Records for the exercise>
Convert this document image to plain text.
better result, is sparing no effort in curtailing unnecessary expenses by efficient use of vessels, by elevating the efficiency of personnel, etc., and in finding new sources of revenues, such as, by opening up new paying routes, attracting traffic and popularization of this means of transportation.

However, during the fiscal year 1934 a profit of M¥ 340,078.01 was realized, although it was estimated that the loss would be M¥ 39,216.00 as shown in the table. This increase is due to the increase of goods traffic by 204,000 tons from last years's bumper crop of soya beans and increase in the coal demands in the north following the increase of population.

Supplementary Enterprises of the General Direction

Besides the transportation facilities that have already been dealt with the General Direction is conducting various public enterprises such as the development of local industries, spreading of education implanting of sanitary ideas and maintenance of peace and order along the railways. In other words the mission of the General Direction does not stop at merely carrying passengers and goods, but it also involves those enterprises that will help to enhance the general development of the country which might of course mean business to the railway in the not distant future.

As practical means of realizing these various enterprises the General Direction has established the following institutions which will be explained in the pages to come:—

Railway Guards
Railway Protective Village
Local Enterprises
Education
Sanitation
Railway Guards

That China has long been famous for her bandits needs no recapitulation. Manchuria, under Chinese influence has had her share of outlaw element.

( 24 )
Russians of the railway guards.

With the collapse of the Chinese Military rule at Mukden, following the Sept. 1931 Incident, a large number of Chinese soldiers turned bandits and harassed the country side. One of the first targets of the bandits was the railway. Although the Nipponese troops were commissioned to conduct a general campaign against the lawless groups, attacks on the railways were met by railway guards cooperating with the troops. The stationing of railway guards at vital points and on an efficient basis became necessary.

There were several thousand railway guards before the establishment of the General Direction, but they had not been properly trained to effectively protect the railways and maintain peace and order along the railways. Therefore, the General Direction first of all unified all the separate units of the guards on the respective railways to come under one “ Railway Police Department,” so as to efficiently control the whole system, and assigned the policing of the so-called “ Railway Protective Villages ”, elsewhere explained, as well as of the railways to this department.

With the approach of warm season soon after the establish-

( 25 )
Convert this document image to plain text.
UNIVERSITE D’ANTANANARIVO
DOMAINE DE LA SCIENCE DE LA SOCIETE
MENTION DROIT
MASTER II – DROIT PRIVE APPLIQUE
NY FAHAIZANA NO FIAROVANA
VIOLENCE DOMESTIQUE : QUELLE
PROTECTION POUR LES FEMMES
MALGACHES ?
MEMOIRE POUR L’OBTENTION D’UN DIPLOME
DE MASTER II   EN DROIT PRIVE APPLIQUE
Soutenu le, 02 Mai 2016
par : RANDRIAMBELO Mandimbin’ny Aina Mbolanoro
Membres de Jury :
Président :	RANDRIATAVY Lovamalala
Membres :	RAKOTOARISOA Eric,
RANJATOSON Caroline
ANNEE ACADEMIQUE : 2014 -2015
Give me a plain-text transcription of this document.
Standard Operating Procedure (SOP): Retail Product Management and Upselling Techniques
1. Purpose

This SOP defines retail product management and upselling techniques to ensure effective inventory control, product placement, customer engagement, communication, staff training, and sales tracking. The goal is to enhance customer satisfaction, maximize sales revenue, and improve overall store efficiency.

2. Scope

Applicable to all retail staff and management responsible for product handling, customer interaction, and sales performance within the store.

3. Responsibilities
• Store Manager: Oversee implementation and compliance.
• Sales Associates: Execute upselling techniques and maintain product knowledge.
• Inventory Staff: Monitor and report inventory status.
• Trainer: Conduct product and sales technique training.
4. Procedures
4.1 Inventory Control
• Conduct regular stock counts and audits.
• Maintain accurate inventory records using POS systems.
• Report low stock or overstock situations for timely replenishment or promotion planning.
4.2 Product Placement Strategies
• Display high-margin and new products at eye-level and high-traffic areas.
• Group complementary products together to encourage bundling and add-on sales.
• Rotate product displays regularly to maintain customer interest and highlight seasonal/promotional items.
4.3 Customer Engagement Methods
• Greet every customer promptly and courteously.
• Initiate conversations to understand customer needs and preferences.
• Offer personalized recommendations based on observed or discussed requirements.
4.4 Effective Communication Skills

What is being asked>
All of the records must be retyped exactly as they are.

Written answer>
Convert this document image to plain text.
better result, is sparing no effort in curtailing unnecessary expenses by efficient use of vessels, by elevating the efficiency of personnel, etc., and in finding new sources of revenues, such as, by opening up new paying routes, attracting traffic and popularization of this means of transportation.

However, during the fiscal year 1934 a profit of M¥ 340,078.01 was realized, although it was estimated that the loss would be M¥ 39,216.00 as shown in the table. This increase is due to the increase of goods traffic by 204,000 tons from last years's bumper crop of soya beans and increase in the coal demands in the north following the increase of population.

Supplementary Enterprises of the General Direction

Besides the transportation facilities that have already been dealt with the General Direction is conducting various public enterprises such as the development of local industries, spreading of education implanting of sanitary ideas and maintenance of peace and order along the railways. In other words the mission of the General Direction does not stop at merely carrying passengers and goods, but it also involves those enterprises that will help to enhance the general development of the country which might of course mean business to the railway in the not distant future.

As practical means of realizing these various enterprises the General Direction has established the following institutions which will be explained in the pages to come:—

Railway Guards
Railway Protective Village
Local Enterprises
Education
Sanitation
Railway Guards

That China has long been famous for her bandits needs no recapitulation. Manchuria, under Chinese influence has had her share of outlaw element.

( 24 )
Russians of the railway guards.

With the collapse of the Chinese Military rule at Mukden, following the Sept. 1931 Incident, a large number of Chinese soldiers turned bandits and harassed the country side. One of the first targets of the bandits was the railway. Although the Nipponese troops were commissioned to conduct a general campaign against the lawless groups, attacks on the railways were met by railway guards cooperating with the troops. The stationing of railway guards at vital points and on an efficient basis became necessary.

There were several thousand railway guards before the establishment of the General Direction, but they had not been properly trained to effectively protect the railways and maintain peace and order along the railways. Therefore, the General Direction first of all unified all the separate units of the guards on the respective railways to come under one “ Railway Police Department,” so as to efficiently control the whole system, and assigned the policing of the so-called “ Railway Protective Villages ”, elsewhere explained, as well as of the railways to this department.

With the approach of warm season soon after the establish-

( 25 )
Convert this document image to plain text.
UNIVERSITE D’ANTANANARIVO
DOMAINE DE LA SCIENCE DE LA SOCIETE
MENTION DROIT
MASTER II – DROIT PRIVE APPLIQUE
NY FAHAIZANA NO FIAROVANA
VIOLENCE DOMESTIQUE : QUELLE
PROTECTION POUR LES FEMMES
MALGACHES ?
MEMOIRE POUR L’OBTENTION D’UN DIPLOME
DE MASTER II   EN DROIT PRIVE APPLIQUE
Soutenu le, 02 Mai 2016
par : RANDRIAMBELO Mandimbin’ny Aina Mbolanoro
Membres de Jury :
Président :	RANDRIATAVY Lovamalala
Membres :	RAKOTOARISOA Eric,
RANJATOSON Caroline
ANNEE ACADEMIQUE : 2014 -2015
Give me a plain-text transcription of this document.
Standard Operating Procedure (SOP): Retail Product Management and Upselling Techniques
1. Purpose

This SOP defines retail product management and upselling techniques to ensure effective inventory control, product placement, customer engagement, communication, staff training, and sales tracking. The goal is to enhance customer satisfaction, maximize sales revenue, and improve overall store efficiency.

2. Scope

Applicable to all retail staff and management responsible for product handling, customer interaction, and sales performance within the store.

3. Responsibilities
• Store Manager: Oversee implementation and compliance.
• Sales Associates: Execute upselling techniques and maintain product knowledge.
• Inventory Staff: Monitor and report inventory status.
• Trainer: Conduct product and sales technique training.
4. Procedures
4.1 Inventory Control
• Conduct regular stock counts and audits.
• Maintain accurate inventory records using POS systems.
• Report low stock or overstock situations for timely replenishment or promotion planning.
4.2 Product Placement Strategies
• Display high-margin and new products at eye-level and high-traffic areas.
• Group complementary products together to encourage bundling and add-on sales.
• Rotate product displays regularly to maintain customer interest and highlight seasonal/promotional items.
4.3 Customer Engagement Methods
• Greet every customer promptly and courteously.
• Initiate conversations to understand customer needs and preferences.
• Offer personalized recommendations based on observed or discussed requirements.
4.4 Effective Communication Skills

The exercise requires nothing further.